Saved entries:
______________________________
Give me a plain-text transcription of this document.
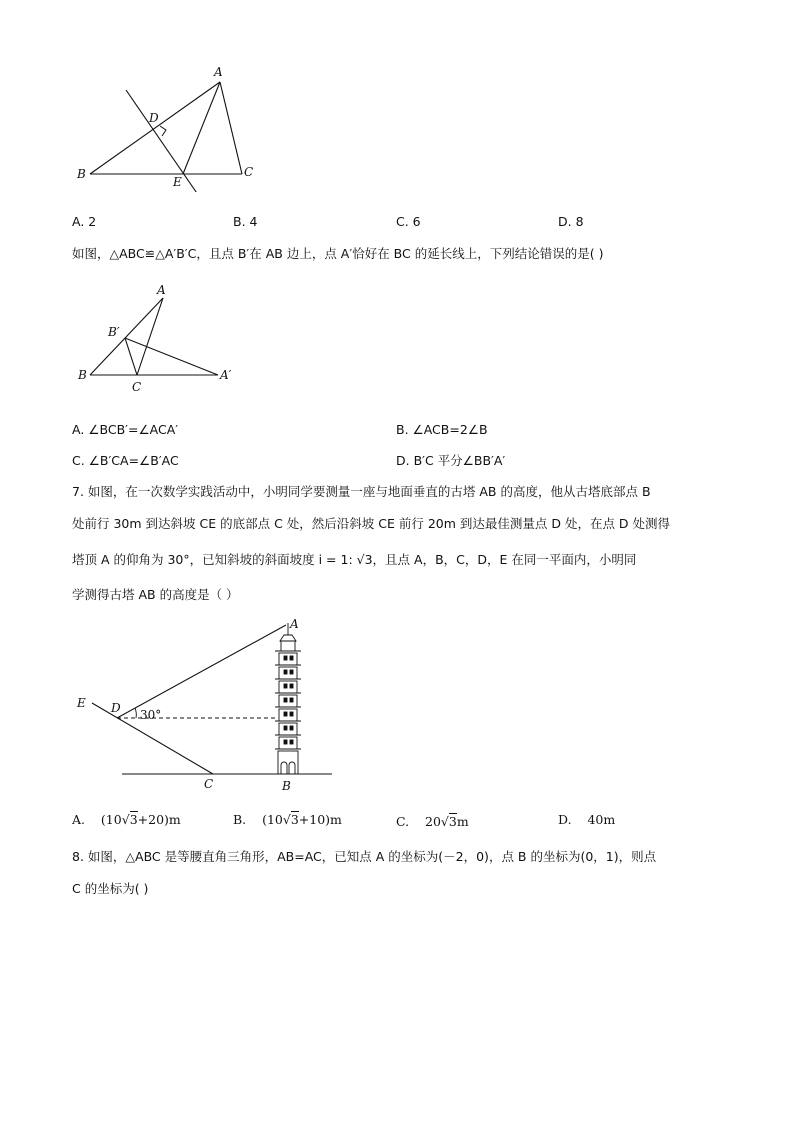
A
B	C
D
E
A. 2	B. 4	C. 6	D. 8
如图，△ABC≌△A′B′C，且点 B′在 AB 边上，点 A′恰好在 BC 的延长线上，下列结论错误的是( )
A
B′
B
C
A′
A. ∠BCB′=∠ACA′	B. ∠ACB=2∠B
C. ∠B′CA=∠B′AC	D. B′C 平分∠BB′A′
7. 如图，在一次数学实践活动中，小明同学要测量一座与地面垂直的古塔 AB 的高度，他从古塔底部点 B
处前行 30m 到达斜坡 CE 的底部点 C 处，然后沿斜坡 CE 前行 20m 到达最佳测量点 D 处，在点 D 处测得
塔顶 A 的仰角为 30°，已知斜坡的斜面坡度 i = 1: √3，且点 A，B，C，D，E 在同一平面内，小明同
学测得古塔 AB 的高度是（ ）
A
E D
C	B
30°
A. (10√3+20)m	B. (10√3+10)m	C. 20√3m	D. 40m
8. 如图，△ABC 是等腰直角三角形，AB=AC，已知点 A 的坐标为(－2，0)，点 B 的坐标为(0，1)，则点
C 的坐标为( )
______________________________
EXERCISE OBJECTIVE => Above are the records; reproduce them exactly and leave out the pictures.

WRITTEN ANSWER =>
Give me a plain-text transcription of this document.
A
B	C
D
E
A. 2	B. 4	C. 6	D. 8
如图，△ABC≌△A′B′C，且点 B′在 AB 边上，点 A′恰好在 BC 的延长线上，下列结论错误的是( )
A
B′
B
C
A′
A. ∠BCB′=∠ACA′	B. ∠ACB=2∠B
C. ∠B′CA=∠B′AC	D. B′C 平分∠BB′A′
7. 如图，在一次数学实践活动中，小明同学要测量一座与地面垂直的古塔 AB 的高度，他从古塔底部点 B
处前行 30m 到达斜坡 CE 的底部点 C 处，然后沿斜坡 CE 前行 20m 到达最佳测量点 D 处，在点 D 处测得
塔顶 A 的仰角为 30°，已知斜坡的斜面坡度 i = 1: √3，且点 A，B，C，D，E 在同一平面内，小明同
学测得古塔 AB 的高度是（ ）
A
E D
C	B
30°
A. (10√3+20)m	B. (10√3+10)m	C. 20√3m	D. 40m
8. 如图，△ABC 是等腰直角三角形，AB=AC，已知点 A 的坐标为(－2，0)，点 B 的坐标为(0，1)，则点
C 的坐标为( )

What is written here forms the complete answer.